— Begin EXERCISE INPUTS —

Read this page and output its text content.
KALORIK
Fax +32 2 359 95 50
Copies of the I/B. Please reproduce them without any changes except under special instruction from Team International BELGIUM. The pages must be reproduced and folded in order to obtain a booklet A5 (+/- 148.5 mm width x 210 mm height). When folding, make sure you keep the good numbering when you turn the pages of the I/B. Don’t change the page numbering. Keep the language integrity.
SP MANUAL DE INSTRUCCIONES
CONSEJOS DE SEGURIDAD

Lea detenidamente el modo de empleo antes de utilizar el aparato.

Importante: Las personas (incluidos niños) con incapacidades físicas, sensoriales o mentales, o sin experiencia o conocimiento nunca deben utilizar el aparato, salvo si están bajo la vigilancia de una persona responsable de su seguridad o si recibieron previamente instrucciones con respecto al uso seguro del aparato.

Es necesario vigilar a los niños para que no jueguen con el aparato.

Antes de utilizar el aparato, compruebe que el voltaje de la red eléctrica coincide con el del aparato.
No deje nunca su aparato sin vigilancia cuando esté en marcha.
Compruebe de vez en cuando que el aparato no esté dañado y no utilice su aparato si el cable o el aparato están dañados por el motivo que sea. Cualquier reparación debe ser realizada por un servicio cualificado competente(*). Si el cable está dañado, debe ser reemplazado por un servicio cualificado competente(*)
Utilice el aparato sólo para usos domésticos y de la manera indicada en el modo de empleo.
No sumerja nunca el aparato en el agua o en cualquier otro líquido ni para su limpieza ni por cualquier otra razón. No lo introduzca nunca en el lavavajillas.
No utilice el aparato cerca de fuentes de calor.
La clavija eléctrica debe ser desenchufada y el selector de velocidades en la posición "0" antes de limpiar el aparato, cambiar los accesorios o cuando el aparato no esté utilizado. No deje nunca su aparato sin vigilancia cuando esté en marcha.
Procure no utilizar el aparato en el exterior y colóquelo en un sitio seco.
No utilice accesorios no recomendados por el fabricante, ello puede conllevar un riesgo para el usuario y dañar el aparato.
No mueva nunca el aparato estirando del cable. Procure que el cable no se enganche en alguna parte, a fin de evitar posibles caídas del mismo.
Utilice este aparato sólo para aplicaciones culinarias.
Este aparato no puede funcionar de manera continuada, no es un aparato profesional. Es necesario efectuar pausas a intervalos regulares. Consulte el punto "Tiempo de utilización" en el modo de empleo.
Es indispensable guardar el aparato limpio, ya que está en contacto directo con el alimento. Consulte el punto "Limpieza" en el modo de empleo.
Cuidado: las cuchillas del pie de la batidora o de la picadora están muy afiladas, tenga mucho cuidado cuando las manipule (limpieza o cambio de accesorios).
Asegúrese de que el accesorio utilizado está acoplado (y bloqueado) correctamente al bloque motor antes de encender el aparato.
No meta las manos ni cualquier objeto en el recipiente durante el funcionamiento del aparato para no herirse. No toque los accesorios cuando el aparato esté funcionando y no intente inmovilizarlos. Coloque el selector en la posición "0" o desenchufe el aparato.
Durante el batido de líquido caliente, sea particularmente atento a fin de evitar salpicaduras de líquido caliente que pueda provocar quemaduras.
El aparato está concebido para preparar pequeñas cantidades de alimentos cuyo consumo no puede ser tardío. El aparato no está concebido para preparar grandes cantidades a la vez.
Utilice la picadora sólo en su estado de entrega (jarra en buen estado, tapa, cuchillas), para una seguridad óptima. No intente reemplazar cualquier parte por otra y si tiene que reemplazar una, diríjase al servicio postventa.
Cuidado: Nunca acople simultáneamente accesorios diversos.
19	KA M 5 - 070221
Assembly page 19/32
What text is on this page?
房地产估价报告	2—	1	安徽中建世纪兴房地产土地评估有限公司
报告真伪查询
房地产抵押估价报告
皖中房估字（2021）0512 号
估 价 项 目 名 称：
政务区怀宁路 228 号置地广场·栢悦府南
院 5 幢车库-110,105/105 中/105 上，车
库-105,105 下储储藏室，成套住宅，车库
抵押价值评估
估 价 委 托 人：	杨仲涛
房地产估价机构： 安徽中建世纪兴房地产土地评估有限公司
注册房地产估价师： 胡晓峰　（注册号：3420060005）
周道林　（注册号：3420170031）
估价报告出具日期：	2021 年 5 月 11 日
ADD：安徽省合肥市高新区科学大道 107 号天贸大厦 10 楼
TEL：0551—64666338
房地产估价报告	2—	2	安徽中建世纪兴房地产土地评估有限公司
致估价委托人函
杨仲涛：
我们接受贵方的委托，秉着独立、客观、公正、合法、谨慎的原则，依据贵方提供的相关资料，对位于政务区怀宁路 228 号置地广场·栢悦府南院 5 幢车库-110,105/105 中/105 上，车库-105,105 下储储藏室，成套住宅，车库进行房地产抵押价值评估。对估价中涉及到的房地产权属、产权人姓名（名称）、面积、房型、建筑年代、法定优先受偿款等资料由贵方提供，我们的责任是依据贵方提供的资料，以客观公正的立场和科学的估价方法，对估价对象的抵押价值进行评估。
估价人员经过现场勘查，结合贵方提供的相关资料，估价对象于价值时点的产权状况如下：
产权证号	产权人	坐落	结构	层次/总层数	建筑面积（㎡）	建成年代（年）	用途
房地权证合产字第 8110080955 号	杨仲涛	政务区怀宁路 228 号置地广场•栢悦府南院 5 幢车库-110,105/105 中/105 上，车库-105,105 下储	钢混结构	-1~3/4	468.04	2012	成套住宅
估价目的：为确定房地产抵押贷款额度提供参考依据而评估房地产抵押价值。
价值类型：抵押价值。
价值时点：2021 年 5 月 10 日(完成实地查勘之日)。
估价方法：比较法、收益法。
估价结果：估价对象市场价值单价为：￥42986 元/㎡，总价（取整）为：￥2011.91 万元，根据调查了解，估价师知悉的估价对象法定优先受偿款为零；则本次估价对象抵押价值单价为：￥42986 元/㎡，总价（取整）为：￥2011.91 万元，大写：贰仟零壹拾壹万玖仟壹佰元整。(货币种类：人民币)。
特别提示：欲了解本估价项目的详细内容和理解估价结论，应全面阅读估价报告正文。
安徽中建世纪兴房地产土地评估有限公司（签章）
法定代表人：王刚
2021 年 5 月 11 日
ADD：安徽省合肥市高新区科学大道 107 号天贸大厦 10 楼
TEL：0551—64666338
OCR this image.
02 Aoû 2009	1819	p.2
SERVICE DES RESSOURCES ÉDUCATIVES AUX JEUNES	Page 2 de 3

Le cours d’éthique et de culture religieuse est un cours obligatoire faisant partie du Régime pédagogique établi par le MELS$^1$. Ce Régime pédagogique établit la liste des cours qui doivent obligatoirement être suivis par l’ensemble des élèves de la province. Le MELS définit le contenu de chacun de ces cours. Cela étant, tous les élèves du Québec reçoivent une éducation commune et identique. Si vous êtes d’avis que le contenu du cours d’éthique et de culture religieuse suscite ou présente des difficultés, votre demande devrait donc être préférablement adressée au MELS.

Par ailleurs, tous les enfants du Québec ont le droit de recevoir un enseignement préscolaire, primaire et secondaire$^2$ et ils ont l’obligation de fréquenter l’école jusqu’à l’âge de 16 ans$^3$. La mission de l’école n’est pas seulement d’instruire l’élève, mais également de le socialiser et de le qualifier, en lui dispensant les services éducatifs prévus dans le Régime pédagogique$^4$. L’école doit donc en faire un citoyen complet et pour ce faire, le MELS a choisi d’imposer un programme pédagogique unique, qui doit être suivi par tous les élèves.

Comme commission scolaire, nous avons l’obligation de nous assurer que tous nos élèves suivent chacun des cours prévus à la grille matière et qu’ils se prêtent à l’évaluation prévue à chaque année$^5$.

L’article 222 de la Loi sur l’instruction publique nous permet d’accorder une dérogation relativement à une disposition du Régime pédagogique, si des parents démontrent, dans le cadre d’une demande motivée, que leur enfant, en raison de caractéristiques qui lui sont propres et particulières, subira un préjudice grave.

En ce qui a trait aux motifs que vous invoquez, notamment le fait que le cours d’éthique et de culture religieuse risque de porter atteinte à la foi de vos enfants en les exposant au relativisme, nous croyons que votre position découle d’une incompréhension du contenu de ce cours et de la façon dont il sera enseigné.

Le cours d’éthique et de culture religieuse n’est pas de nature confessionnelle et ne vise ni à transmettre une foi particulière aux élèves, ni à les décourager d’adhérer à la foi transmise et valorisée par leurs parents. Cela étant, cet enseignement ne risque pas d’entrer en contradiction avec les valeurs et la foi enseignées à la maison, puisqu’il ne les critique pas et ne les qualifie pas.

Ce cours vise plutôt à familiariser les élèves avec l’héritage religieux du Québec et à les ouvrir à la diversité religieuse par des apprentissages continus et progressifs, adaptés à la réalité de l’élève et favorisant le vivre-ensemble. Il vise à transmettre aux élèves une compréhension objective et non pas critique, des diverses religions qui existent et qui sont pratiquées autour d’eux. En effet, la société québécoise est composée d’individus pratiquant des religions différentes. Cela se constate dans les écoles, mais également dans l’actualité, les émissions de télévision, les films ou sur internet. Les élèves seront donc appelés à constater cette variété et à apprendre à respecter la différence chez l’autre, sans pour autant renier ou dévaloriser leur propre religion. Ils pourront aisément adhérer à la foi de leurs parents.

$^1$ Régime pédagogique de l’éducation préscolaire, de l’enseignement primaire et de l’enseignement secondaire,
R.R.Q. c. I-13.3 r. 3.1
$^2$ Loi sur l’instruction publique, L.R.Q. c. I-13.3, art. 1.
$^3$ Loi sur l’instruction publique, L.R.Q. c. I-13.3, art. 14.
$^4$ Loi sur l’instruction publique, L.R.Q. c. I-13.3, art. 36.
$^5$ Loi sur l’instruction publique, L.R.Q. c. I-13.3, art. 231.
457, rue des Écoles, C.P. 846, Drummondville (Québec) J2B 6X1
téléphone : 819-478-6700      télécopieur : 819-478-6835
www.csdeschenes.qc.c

— End EXERCISE INPUTS —

■ **WHAT THE EXERCISE ASKS**: How many of the lines above include the string "chacun"? Reply with the number by itself.

■ **EXPECTED OUTPUT**: 2